[Figure dataset records]
..........
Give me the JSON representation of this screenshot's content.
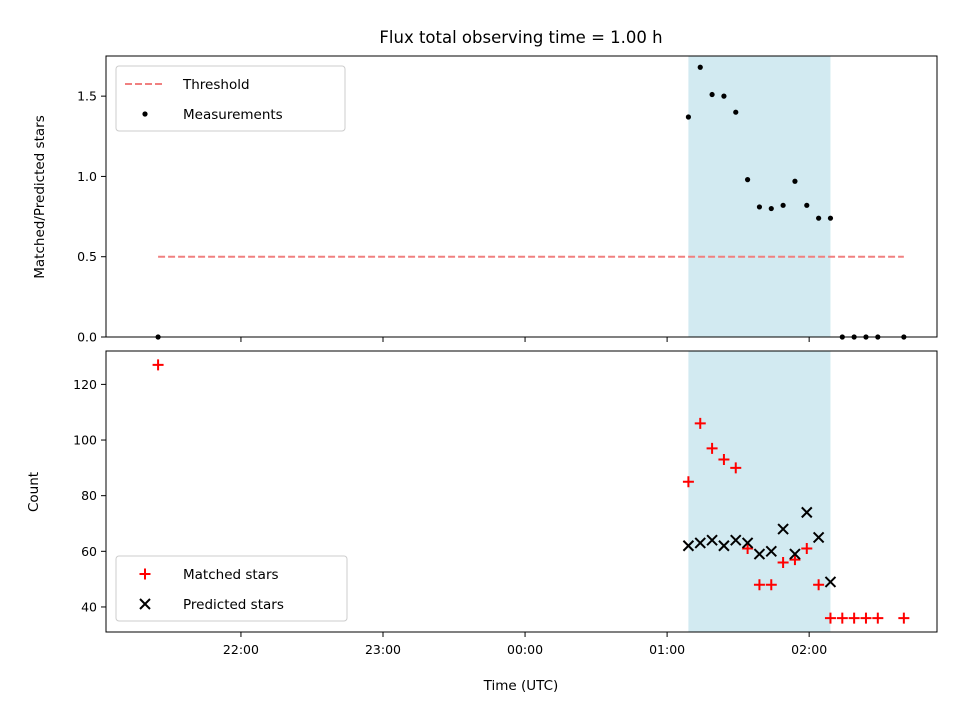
{
  "chart_data": [
    {
      "type": "scatter",
      "title": "Flux total observing time = 1.00 h",
      "xlabel": "",
      "ylabel": "Matched/Predicted stars",
      "yticks": [
        "0.0",
        "0.5",
        "1.0",
        "1.5"
      ],
      "ylim": [
        0,
        1.75
      ],
      "x_range_hours": [
        21.05,
        26.9
      ],
      "highlight_span": [
        "01:09",
        "02:09"
      ],
      "highlight_color": "#add8e6",
      "legend_position": "top-left",
      "series": [
        {
          "name": "Threshold",
          "style": "dashed-line",
          "color": "#f08080",
          "x": [
            "21:25",
            "02:40"
          ],
          "y": [
            0.5,
            0.5
          ]
        },
        {
          "name": "Measurements",
          "style": "dot",
          "color": "#000000",
          "x": [
            "21:25",
            "01:09",
            "01:14",
            "01:19",
            "01:24",
            "01:29",
            "01:34",
            "01:39",
            "01:44",
            "01:49",
            "01:54",
            "01:59",
            "02:04",
            "02:09",
            "02:14",
            "02:19",
            "02:24",
            "02:29",
            "02:40"
          ],
          "y": [
            0.0,
            1.37,
            1.68,
            1.51,
            1.5,
            1.4,
            0.98,
            0.81,
            0.8,
            0.82,
            0.97,
            0.82,
            0.74,
            0.74,
            0.0,
            0.0,
            0.0,
            0.0,
            0.0
          ]
        }
      ]
    },
    {
      "type": "scatter",
      "title": "",
      "xlabel": "Time (UTC)",
      "ylabel": "Count",
      "yticks": [
        "40",
        "60",
        "80",
        "100",
        "120"
      ],
      "ylim": [
        31,
        132
      ],
      "xticks": [
        "22:00",
        "23:00",
        "00:00",
        "01:00",
        "02:00"
      ],
      "x_range_hours": [
        21.05,
        26.9
      ],
      "highlight_span": [
        "01:09",
        "02:09"
      ],
      "highlight_color": "#add8e6",
      "legend_position": "bottom-left",
      "series": [
        {
          "name": "Matched stars",
          "style": "plus",
          "color": "#ff0000",
          "x": [
            "21:25",
            "01:09",
            "01:14",
            "01:19",
            "01:24",
            "01:29",
            "01:34",
            "01:39",
            "01:44",
            "01:49",
            "01:54",
            "01:59",
            "02:04",
            "02:09",
            "02:14",
            "02:19",
            "02:24",
            "02:29",
            "02:40"
          ],
          "y": [
            127,
            85,
            106,
            97,
            93,
            90,
            61,
            48,
            48,
            56,
            57,
            61,
            48,
            36,
            36,
            36,
            36,
            36,
            36
          ]
        },
        {
          "name": "Predicted stars",
          "style": "x",
          "color": "#000000",
          "x": [
            "01:09",
            "01:14",
            "01:19",
            "01:24",
            "01:29",
            "01:34",
            "01:39",
            "01:44",
            "01:49",
            "01:54",
            "01:59",
            "02:04",
            "02:09"
          ],
          "y": [
            62,
            63,
            64,
            62,
            64,
            63,
            59,
            60,
            68,
            59,
            74,
            65,
            49
          ]
        }
      ]
    }
  ]
}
..........
Goal ::
Show every line from the entries above in which the word "style" appears.

Right answer ::
          "style": "dashed-line",
          "style": "dot",
          "style": "plus",
          "style": "x",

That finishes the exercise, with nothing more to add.